/---

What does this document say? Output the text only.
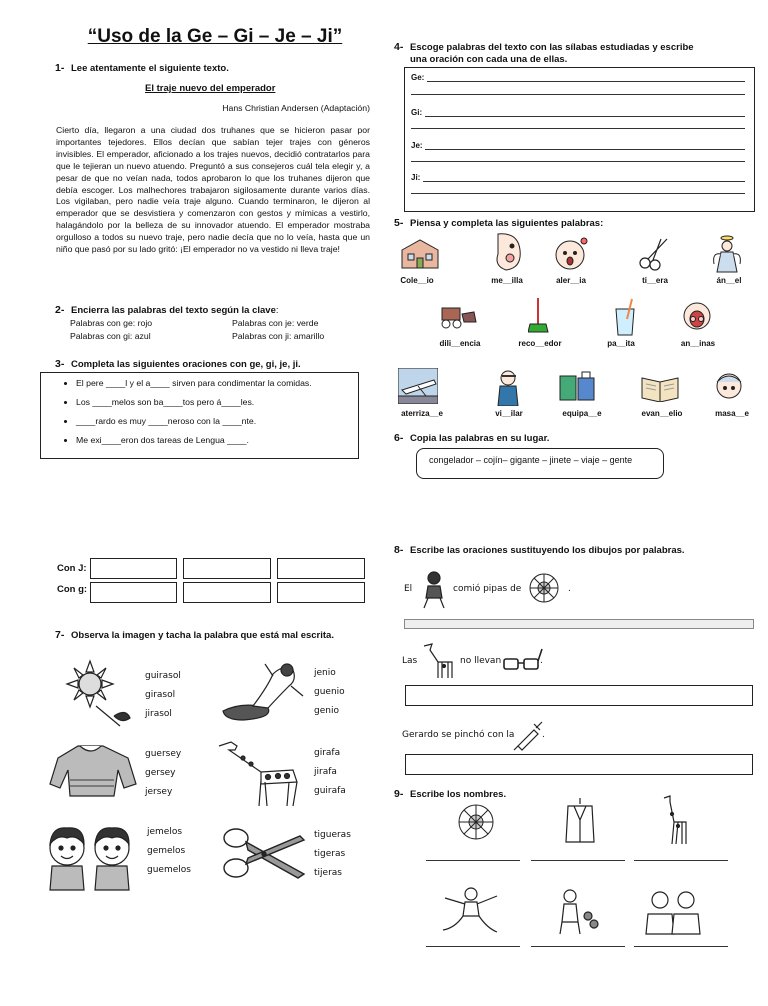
“Uso de la Ge – Gi – Je – Ji”
1- Lee atentamente el siguiente texto.
El traje nuevo del emperador
Hans Christian Andersen (Adaptación)
Cierto día, llegaron a una ciudad dos truhanes que se hicieron pasar por importantes tejedores. Ellos decían que sabían tejer trajes con géneros invisibles. El emperador, aficionado a los trajes nuevos, decidió contratarlos para que le tejieran un nuevo atuendo. Preguntó a sus consejeros cuál tela elegir y, a pesar de que no veían nada, todos aprobaron lo que los truhanes dijeron que debía escoger. Los malhechores trabajaron sigilosamente durante varios días. Los vigilaban, pero nadie veía traje alguno. Cuando terminaron, le dijeron al emperador que se desvistiera y comenzaron con gestos y mímicas a vestirlo, halagándolo por la belleza de su innovador atuendo. El emperador mostraba orgulloso a todos su nuevo traje, pero nadie decía que no lo veía, hasta que un niño que pasó por su lado gritó: ¡El emperador no va vestido ni lleva traje!
2- Encierra las palabras del texto según la clave:
Palabras con ge: rojo	Palabras con je: verde
Palabras con gi: azul	Palabras con ji: amarillo
3- Completa las siguientes oraciones con ge, gi, je, ji.
• El pere ____l y el a____ sirven para condimentar la comidas.
• Los ____melos son ba____tos pero á____les.
• ____rardo es muy ____neroso con la ____nte.
• Me exi____eron dos tareas de Lengua ____.
Con J:
Con g:
7- Observa la imagen y tacha la palabra que está mal escrita.
guirasol
girasol
jirasol
jenio
guenio
genio
guersey
gersey
jersey
girafa
jirafa
guirafa
jemelos
gemelos
guemelos
tigueras
tigeras
tijeras
4- Escoge palabras del texto con las sílabas estudiadas y escribe
una oración con cada una de ellas.
Ge:
Gi:
Je:
Ji:
5- Piensa y completa las siguientes palabras:
Cole__io	me__illa	aler__ia	ti__era	án__el
dili__encia	reco__edor	pa__ita	an__inas
aterriza__e	vi__ilar	equipa__e	evan__elio	masa__e
6- Copia las palabras en su lugar.
congelador – cojín– gigante – jinete – viaje – gente
8- Escribe las oraciones sustituyendo los dibujos por palabras.
El	comió pipas de	.
Las	no llevan	.
Gerardo se pinchó con la	.
9- Escribe los nombres.
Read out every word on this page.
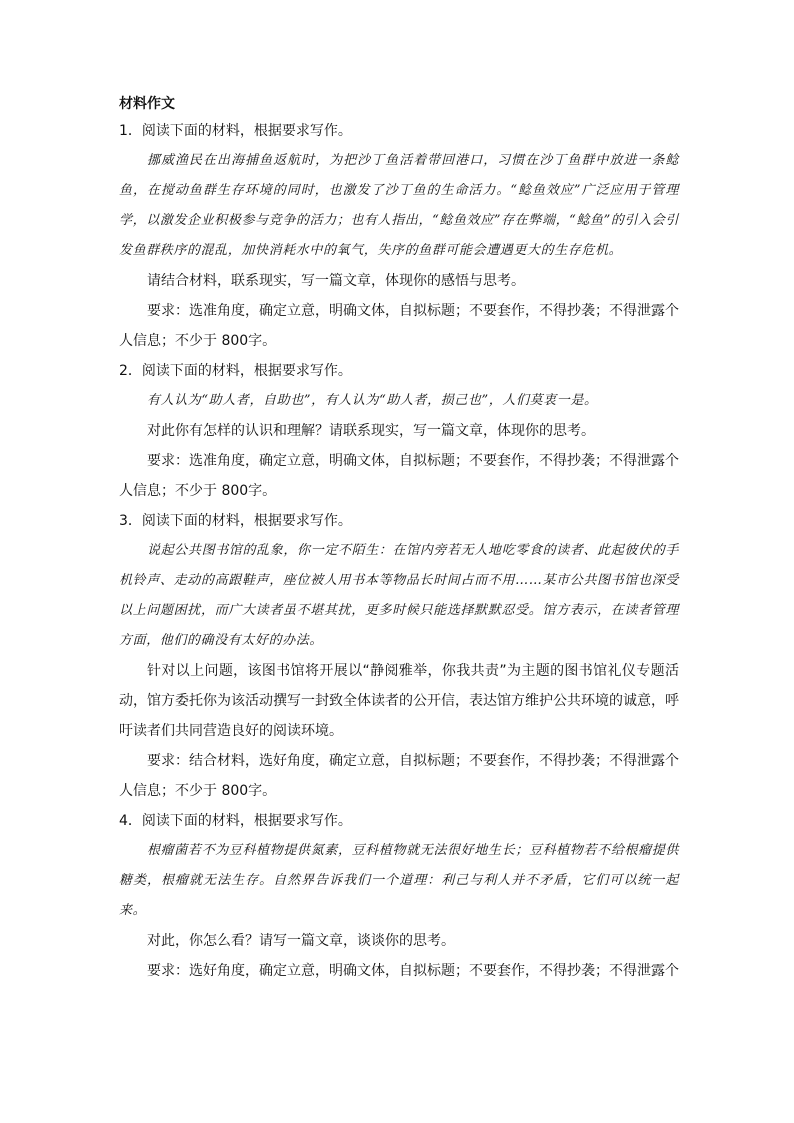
材料作文

1．阅读下面的材料，根据要求写作。

挪威渔民在出海捕鱼返航时，为把沙丁鱼活着带回港口，习惯在沙丁鱼群中放进一条鲶鱼，在搅动鱼群生存环境的同时，也激发了沙丁鱼的生命活力。“鲶鱼效应”广泛应用于管理学，以激发企业积极参与竞争的活力；也有人指出，“鲶鱼效应”存在弊端，“鲶鱼”的引入会引发鱼群秩序的混乱，加快消耗水中的氧气，失序的鱼群可能会遭遇更大的生存危机。

请结合材料，联系现实，写一篇文章，体现你的感悟与思考。

要求：选准角度，确定立意，明确文体，自拟标题；不要套作，不得抄袭；不得泄露个人信息；不少于 800字。

2．阅读下面的材料，根据要求写作。

有人认为“助人者，自助也”，有人认为“助人者，损己也”，人们莫衷一是。

对此你有怎样的认识和理解？请联系现实，写一篇文章，体现你的思考。

要求：选准角度，确定立意，明确文体，自拟标题；不要套作，不得抄袭；不得泄露个人信息；不少于 800字。

3．阅读下面的材料，根据要求写作。

说起公共图书馆的乱象，你一定不陌生：在馆内旁若无人地吃零食的读者、此起彼伏的手机铃声、走动的高跟鞋声，座位被人用书本等物品长时间占而不用……某市公共图书馆也深受以上问题困扰，而广大读者虽不堪其扰，更多时候只能选择默默忍受。馆方表示，在读者管理方面，他们的确没有太好的办法。

针对以上问题，该图书馆将开展以“静阅雅举，你我共责”为主题的图书馆礼仪专题活动，馆方委托你为该活动撰写一封致全体读者的公开信，表达馆方维护公共环境的诚意，呼吁读者们共同营造良好的阅读环境。

要求：结合材料，选好角度，确定立意，自拟标题；不要套作，不得抄袭；不得泄露个人信息；不少于 800字。

4．阅读下面的材料，根据要求写作。

根瘤菌若不为豆科植物提供氮素，豆科植物就无法很好地生长；豆科植物若不给根瘤提供糖类，根瘤就无法生存。自然界告诉我们一个道理：利己与利人并不矛盾，它们可以统一起来。

对此，你怎么看？请写一篇文章，谈谈你的思考。

要求：选好角度，确定立意，明确文体，自拟标题；不要套作，不得抄袭；不得泄露个
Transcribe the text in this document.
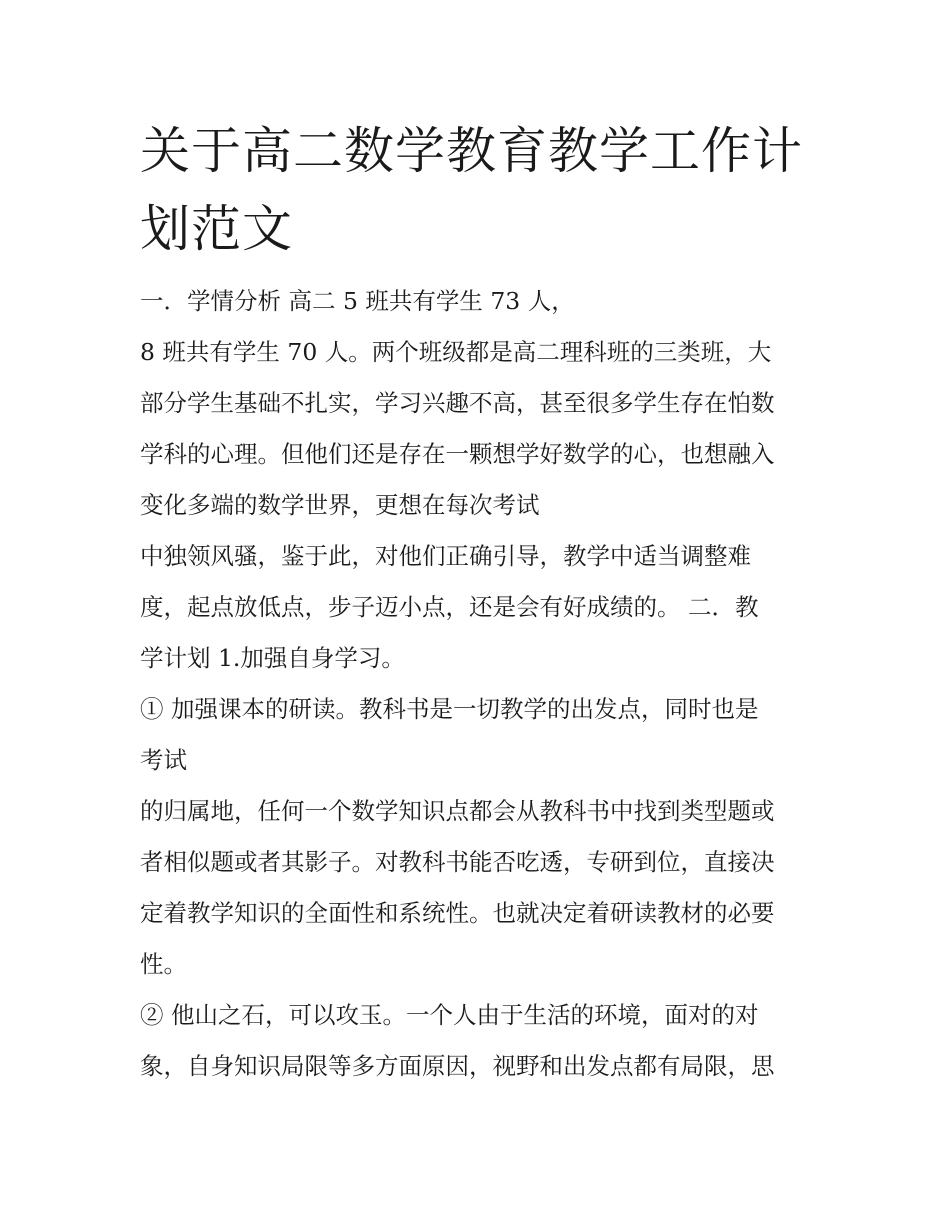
关于高二数学教育教学工作计
划范文
一．学情分析 高二 5 班共有学生 73 人，
8 班共有学生 70 人。两个班级都是高二理科班的三类班，大
部分学生基础不扎实，学习兴趣不高，甚至很多学生存在怕数
学科的心理。但他们还是存在一颗想学好数学的心，也想融入
变化多端的数学世界，更想在每次考试
中独领风骚，鉴于此，对他们正确引导，教学中适当调整难
度，起点放低点，步子迈小点，还是会有好成绩的。 二．教
学计划 1.加强自身学习。
① 加强课本的研读。教科书是一切教学的出发点，同时也是
考试
的归属地，任何一个数学知识点都会从教科书中找到类型题或
者相似题或者其影子。对教科书能否吃透，专研到位，直接决
定着教学知识的全面性和系统性。也就决定着研读教材的必要
性。
② 他山之石，可以攻玉。一个人由于生活的环境，面对的对
象，自身知识局限等多方面原因，视野和出发点都有局限，思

\---

Make an exact copy of the listing above. Do not include the pictures.

RESPONSE TO THE TASK:
What does this document say? Output the text only.
“Uso de la Ge – Gi – Je – Ji”
1- Lee atentamente el siguiente texto.
El traje nuevo del emperador
Hans Christian Andersen (Adaptación)
Cierto día, llegaron a una ciudad dos truhanes que se hicieron pasar por importantes tejedores. Ellos decían que sabían tejer trajes con géneros invisibles. El emperador, aficionado a los trajes nuevos, decidió contratarlos para que le tejieran un nuevo atuendo. Preguntó a sus consejeros cuál tela elegir y, a pesar de que no veían nada, todos aprobaron lo que los truhanes dijeron que debía escoger. Los malhechores trabajaron sigilosamente durante varios días. Los vigilaban, pero nadie veía traje alguno. Cuando terminaron, le dijeron al emperador que se desvistiera y comenzaron con gestos y mímicas a vestirlo, halagándolo por la belleza de su innovador atuendo. El emperador mostraba orgulloso a todos su nuevo traje, pero nadie decía que no lo veía, hasta que un niño que pasó por su lado gritó: ¡El emperador no va vestido ni lleva traje!
2- Encierra las palabras del texto según la clave:
Palabras con ge: rojo	Palabras con je: verde
Palabras con gi: azul	Palabras con ji: amarillo
3- Completa las siguientes oraciones con ge, gi, je, ji.
• El pere ____l y el a____ sirven para condimentar la comidas.
• Los ____melos son ba____tos pero á____les.
• ____rardo es muy ____neroso con la ____nte.
• Me exi____eron dos tareas de Lengua ____.
Con J:
Con g:
7- Observa la imagen y tacha la palabra que está mal escrita.
guirasol
girasol
jirasol
jenio
guenio
genio
guersey
gersey
jersey
girafa
jirafa
guirafa
jemelos
gemelos
guemelos
tigueras
tigeras
tijeras
4- Escoge palabras del texto con las sílabas estudiadas y escribe
una oración con cada una de ellas.
Ge:
Gi:
Je:
Ji:
5- Piensa y completa las siguientes palabras:
Cole__io	me__illa	aler__ia	ti__era	án__el
dili__encia	reco__edor	pa__ita	an__inas
aterriza__e	vi__ilar	equipa__e	evan__elio	masa__e
6- Copia las palabras en su lugar.
congelador – cojín– gigante – jinete – viaje – gente
8- Escribe las oraciones sustituyendo los dibujos por palabras.
El	comió pipas de	.
Las	no llevan	.
Gerardo se pinchó con la	.
9- Escribe los nombres.
Read out every word on this page.
材料作文

1．阅读下面的材料，根据要求写作。

挪威渔民在出海捕鱼返航时，为把沙丁鱼活着带回港口，习惯在沙丁鱼群中放进一条鲶鱼，在搅动鱼群生存环境的同时，也激发了沙丁鱼的生命活力。“鲶鱼效应”广泛应用于管理学，以激发企业积极参与竞争的活力；也有人指出，“鲶鱼效应”存在弊端，“鲶鱼”的引入会引发鱼群秩序的混乱，加快消耗水中的氧气，失序的鱼群可能会遭遇更大的生存危机。

请结合材料，联系现实，写一篇文章，体现你的感悟与思考。

要求：选准角度，确定立意，明确文体，自拟标题；不要套作，不得抄袭；不得泄露个人信息；不少于 800字。

2．阅读下面的材料，根据要求写作。

有人认为“助人者，自助也”，有人认为“助人者，损己也”，人们莫衷一是。

对此你有怎样的认识和理解？请联系现实，写一篇文章，体现你的思考。

要求：选准角度，确定立意，明确文体，自拟标题；不要套作，不得抄袭；不得泄露个人信息；不少于 800字。

3．阅读下面的材料，根据要求写作。

说起公共图书馆的乱象，你一定不陌生：在馆内旁若无人地吃零食的读者、此起彼伏的手机铃声、走动的高跟鞋声，座位被人用书本等物品长时间占而不用……某市公共图书馆也深受以上问题困扰，而广大读者虽不堪其扰，更多时候只能选择默默忍受。馆方表示，在读者管理方面，他们的确没有太好的办法。

针对以上问题，该图书馆将开展以“静阅雅举，你我共责”为主题的图书馆礼仪专题活动，馆方委托你为该活动撰写一封致全体读者的公开信，表达馆方维护公共环境的诚意，呼吁读者们共同营造良好的阅读环境。

要求：结合材料，选好角度，确定立意，自拟标题；不要套作，不得抄袭；不得泄露个人信息；不少于 800字。

4．阅读下面的材料，根据要求写作。

根瘤菌若不为豆科植物提供氮素，豆科植物就无法很好地生长；豆科植物若不给根瘤提供糖类，根瘤就无法生存。自然界告诉我们一个道理：利己与利人并不矛盾，它们可以统一起来。

对此，你怎么看？请写一篇文章，谈谈你的思考。

要求：选好角度，确定立意，明确文体，自拟标题；不要套作，不得抄袭；不得泄露个
Transcribe the text in this document.
关于高二数学教育教学工作计
划范文
一．学情分析 高二 5 班共有学生 73 人，
8 班共有学生 70 人。两个班级都是高二理科班的三类班，大
部分学生基础不扎实，学习兴趣不高，甚至很多学生存在怕数
学科的心理。但他们还是存在一颗想学好数学的心，也想融入
变化多端的数学世界，更想在每次考试
中独领风骚，鉴于此，对他们正确引导，教学中适当调整难
度，起点放低点，步子迈小点，还是会有好成绩的。 二．教
学计划 1.加强自身学习。
① 加强课本的研读。教科书是一切教学的出发点，同时也是
考试
的归属地，任何一个数学知识点都会从教科书中找到类型题或
者相似题或者其影子。对教科书能否吃透，专研到位，直接决
定着教学知识的全面性和系统性。也就决定着研读教材的必要
性。
② 他山之石，可以攻玉。一个人由于生活的环境，面对的对
象，自身知识局限等多方面原因，视野和出发点都有局限，思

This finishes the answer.